To do: List each line of the data that holds the string "公安机关喜迎二十大演讲稿", please.

Data provided:
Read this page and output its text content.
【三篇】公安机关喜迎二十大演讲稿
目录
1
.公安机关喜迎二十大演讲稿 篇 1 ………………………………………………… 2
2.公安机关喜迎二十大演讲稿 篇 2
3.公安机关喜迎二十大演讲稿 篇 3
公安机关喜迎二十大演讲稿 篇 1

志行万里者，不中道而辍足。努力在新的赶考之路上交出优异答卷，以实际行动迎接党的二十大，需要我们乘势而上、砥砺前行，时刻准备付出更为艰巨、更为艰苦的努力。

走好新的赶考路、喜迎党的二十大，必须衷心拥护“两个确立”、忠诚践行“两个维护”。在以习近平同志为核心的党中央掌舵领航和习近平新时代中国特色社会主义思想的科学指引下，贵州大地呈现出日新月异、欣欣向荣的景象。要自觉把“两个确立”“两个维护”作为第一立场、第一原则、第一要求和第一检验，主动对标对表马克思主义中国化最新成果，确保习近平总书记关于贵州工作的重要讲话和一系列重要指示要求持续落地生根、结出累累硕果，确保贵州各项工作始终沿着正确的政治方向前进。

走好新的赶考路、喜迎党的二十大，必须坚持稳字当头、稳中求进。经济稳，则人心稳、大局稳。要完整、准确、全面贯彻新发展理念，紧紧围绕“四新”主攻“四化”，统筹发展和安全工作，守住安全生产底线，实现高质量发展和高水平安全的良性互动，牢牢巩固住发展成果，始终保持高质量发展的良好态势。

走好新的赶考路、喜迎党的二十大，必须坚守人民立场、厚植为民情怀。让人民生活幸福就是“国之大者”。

Written answer:
【三篇】公安机关喜迎二十大演讲稿
.公安机关喜迎二十大演讲稿 篇 1 ………………………………………………… 2
2.公安机关喜迎二十大演讲稿 篇 2
3.公安机关喜迎二十大演讲稿 篇 3
公安机关喜迎二十大演讲稿 篇 1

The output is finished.